=== THE INPUT ===

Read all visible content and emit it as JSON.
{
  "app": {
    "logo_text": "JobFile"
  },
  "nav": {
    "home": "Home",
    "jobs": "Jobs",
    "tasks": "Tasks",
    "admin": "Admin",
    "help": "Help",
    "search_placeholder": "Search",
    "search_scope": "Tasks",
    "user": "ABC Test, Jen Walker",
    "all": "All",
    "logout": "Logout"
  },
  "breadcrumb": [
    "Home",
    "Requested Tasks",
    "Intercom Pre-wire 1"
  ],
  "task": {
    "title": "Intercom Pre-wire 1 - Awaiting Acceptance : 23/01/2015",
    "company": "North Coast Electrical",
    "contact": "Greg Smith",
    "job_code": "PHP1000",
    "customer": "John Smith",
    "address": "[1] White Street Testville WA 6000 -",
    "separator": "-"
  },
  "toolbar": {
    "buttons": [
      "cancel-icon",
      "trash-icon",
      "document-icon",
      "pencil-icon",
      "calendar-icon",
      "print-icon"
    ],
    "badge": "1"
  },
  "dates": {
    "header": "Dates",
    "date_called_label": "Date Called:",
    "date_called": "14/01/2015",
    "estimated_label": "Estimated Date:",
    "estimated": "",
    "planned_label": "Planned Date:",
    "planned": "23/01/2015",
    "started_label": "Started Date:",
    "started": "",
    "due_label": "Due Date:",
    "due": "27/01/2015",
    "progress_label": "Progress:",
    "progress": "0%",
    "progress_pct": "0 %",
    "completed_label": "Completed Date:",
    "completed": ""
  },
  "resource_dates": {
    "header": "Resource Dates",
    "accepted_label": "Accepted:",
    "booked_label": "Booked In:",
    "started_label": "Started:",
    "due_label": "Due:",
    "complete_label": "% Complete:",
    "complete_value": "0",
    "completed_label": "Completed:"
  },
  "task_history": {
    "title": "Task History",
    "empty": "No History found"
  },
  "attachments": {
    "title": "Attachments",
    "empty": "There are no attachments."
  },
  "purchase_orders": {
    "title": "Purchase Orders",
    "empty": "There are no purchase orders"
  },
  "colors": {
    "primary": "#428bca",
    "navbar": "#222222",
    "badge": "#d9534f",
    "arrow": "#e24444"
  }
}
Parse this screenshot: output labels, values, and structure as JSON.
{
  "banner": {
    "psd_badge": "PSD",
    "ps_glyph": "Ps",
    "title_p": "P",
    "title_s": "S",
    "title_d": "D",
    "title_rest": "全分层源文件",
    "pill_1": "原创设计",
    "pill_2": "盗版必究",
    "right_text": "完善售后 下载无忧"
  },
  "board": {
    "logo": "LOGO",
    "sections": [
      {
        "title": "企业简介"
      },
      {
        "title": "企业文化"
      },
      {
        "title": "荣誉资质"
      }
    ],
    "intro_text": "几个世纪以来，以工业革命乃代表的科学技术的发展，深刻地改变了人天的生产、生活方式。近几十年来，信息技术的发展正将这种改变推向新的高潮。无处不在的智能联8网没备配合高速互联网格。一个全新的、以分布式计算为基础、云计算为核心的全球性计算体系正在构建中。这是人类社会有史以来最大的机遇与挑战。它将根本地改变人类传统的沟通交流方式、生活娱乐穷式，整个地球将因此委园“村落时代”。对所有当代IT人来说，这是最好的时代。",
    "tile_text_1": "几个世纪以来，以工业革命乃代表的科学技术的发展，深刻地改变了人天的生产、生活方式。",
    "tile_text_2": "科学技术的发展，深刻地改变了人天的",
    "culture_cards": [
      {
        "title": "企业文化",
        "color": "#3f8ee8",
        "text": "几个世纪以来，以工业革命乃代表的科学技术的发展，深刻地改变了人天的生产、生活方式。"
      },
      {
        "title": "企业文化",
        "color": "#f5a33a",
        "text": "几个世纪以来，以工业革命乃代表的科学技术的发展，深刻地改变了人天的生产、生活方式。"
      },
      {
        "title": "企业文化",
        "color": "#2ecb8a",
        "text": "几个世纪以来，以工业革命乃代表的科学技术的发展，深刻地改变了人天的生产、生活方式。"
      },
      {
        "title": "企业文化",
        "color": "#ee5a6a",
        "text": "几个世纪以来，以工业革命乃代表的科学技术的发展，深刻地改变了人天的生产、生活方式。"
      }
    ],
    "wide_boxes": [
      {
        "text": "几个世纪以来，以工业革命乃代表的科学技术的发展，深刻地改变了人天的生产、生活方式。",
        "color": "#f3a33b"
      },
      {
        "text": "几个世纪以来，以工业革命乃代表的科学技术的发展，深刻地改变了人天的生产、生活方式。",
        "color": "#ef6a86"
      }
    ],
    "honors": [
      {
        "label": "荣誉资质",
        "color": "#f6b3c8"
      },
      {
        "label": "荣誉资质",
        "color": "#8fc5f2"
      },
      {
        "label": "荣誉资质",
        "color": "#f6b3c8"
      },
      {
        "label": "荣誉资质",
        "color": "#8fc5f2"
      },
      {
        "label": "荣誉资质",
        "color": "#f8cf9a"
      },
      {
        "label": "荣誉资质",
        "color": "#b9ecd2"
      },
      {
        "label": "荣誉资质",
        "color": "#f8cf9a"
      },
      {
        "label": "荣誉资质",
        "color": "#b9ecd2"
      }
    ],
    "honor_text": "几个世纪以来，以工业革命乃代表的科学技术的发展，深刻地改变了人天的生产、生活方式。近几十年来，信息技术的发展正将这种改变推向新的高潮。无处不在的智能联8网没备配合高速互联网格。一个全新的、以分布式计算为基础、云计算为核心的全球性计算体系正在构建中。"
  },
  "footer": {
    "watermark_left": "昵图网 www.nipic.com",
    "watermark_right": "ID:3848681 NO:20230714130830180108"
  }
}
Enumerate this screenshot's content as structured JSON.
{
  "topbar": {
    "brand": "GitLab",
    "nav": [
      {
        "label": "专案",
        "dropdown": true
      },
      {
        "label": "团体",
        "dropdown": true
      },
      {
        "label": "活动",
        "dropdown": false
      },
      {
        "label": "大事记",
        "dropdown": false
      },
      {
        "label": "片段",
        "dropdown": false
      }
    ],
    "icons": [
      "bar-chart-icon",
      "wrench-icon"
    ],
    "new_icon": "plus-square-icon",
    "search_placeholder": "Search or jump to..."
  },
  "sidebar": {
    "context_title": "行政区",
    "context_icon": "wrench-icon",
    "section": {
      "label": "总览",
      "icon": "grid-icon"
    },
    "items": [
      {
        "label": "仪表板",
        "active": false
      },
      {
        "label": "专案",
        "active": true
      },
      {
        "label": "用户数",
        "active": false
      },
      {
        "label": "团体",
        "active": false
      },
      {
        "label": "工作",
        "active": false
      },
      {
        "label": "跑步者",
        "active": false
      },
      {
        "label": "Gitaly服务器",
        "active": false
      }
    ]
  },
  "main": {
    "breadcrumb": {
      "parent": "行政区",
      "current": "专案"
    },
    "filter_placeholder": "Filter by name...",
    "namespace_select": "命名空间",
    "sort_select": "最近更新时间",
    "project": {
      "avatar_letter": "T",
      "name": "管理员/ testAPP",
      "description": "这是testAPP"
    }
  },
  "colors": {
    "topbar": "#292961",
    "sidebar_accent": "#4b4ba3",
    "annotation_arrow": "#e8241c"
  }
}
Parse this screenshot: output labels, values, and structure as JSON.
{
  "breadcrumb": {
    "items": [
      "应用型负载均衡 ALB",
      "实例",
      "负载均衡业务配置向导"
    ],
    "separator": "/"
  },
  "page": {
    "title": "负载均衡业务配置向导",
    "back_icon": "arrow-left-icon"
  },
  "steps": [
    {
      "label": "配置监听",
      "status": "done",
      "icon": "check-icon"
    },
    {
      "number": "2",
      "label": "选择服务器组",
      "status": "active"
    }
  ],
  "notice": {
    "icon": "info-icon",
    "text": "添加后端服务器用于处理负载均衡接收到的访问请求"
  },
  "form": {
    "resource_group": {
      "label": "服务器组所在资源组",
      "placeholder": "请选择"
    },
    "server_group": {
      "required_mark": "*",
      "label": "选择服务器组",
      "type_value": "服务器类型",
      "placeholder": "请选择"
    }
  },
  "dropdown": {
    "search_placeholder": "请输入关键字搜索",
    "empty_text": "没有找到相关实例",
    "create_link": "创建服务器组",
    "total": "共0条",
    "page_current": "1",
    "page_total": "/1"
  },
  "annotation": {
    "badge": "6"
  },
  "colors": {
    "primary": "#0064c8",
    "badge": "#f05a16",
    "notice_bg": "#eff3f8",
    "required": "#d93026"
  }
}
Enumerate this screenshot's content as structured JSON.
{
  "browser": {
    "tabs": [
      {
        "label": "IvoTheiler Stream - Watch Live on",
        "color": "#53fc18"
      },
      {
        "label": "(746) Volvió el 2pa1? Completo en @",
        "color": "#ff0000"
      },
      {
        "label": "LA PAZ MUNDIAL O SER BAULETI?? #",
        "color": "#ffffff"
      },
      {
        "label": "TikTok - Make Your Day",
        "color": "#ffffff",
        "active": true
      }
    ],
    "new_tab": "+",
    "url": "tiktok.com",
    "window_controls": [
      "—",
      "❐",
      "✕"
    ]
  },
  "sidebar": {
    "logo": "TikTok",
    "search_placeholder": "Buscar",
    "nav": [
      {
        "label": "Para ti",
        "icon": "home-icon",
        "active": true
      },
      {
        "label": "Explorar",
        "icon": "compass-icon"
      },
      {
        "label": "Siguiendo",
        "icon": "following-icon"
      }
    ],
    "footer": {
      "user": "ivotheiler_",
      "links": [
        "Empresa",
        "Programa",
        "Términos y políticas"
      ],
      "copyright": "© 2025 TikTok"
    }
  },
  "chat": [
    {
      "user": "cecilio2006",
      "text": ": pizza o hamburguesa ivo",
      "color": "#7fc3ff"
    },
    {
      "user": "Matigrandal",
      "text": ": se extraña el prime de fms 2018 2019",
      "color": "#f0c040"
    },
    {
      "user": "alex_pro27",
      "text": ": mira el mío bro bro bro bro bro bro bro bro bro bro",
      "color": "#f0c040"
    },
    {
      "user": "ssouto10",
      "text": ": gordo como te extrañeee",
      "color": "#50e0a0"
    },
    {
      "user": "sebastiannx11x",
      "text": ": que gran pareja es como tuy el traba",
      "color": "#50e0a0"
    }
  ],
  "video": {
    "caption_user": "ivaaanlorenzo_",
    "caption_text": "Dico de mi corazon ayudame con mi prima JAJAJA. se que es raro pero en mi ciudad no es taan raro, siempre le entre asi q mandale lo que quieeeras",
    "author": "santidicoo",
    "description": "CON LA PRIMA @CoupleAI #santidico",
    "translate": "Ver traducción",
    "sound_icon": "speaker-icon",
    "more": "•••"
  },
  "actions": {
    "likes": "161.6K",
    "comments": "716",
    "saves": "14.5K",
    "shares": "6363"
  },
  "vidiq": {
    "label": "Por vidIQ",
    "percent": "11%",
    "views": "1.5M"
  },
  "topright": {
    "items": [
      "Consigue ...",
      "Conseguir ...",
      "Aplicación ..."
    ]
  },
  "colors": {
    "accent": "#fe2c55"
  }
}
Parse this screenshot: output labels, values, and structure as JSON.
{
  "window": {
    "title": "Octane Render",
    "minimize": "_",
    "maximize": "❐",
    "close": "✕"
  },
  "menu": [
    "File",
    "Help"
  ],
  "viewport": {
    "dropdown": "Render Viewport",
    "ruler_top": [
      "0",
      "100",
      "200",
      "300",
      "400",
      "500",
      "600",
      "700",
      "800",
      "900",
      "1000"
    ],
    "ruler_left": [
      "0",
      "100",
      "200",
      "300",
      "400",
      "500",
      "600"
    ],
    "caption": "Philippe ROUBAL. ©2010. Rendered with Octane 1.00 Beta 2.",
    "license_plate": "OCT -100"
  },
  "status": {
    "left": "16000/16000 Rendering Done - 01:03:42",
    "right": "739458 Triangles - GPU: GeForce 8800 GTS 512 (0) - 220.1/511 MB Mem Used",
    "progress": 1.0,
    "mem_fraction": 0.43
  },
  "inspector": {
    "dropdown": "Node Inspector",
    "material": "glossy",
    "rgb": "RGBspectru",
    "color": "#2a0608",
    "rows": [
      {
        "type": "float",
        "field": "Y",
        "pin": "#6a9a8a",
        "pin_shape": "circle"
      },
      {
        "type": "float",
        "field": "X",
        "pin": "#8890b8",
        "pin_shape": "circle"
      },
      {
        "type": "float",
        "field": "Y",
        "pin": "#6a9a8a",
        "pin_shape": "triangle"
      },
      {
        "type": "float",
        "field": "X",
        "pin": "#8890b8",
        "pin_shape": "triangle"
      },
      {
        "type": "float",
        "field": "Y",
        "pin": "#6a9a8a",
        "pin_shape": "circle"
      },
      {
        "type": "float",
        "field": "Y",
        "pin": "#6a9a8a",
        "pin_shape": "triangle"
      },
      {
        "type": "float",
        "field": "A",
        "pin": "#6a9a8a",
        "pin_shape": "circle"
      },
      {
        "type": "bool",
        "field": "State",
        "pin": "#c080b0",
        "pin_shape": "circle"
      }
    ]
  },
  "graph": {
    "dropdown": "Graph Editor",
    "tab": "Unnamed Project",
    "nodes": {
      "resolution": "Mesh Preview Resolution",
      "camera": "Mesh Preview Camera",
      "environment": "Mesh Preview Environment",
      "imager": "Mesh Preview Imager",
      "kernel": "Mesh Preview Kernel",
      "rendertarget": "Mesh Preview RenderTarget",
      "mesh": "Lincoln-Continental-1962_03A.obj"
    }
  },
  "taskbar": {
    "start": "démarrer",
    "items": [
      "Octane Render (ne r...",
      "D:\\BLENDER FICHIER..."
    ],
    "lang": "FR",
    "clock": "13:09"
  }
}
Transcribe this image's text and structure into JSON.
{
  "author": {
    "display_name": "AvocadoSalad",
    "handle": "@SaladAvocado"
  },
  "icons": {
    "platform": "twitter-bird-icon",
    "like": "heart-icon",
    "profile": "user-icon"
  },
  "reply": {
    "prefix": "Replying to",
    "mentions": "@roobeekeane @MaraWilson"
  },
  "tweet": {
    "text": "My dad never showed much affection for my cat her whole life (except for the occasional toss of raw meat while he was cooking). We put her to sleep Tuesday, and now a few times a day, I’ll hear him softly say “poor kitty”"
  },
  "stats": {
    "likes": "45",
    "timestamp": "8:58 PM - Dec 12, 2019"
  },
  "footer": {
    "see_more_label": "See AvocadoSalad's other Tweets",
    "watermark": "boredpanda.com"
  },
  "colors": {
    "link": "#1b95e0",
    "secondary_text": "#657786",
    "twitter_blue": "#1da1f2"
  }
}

===

WHAT YOU NEED TO DO: Of the lines above, how many include the word "Tasks"? Reply with the number alone.

SOLUTION FOR THIS EXERCISE: 3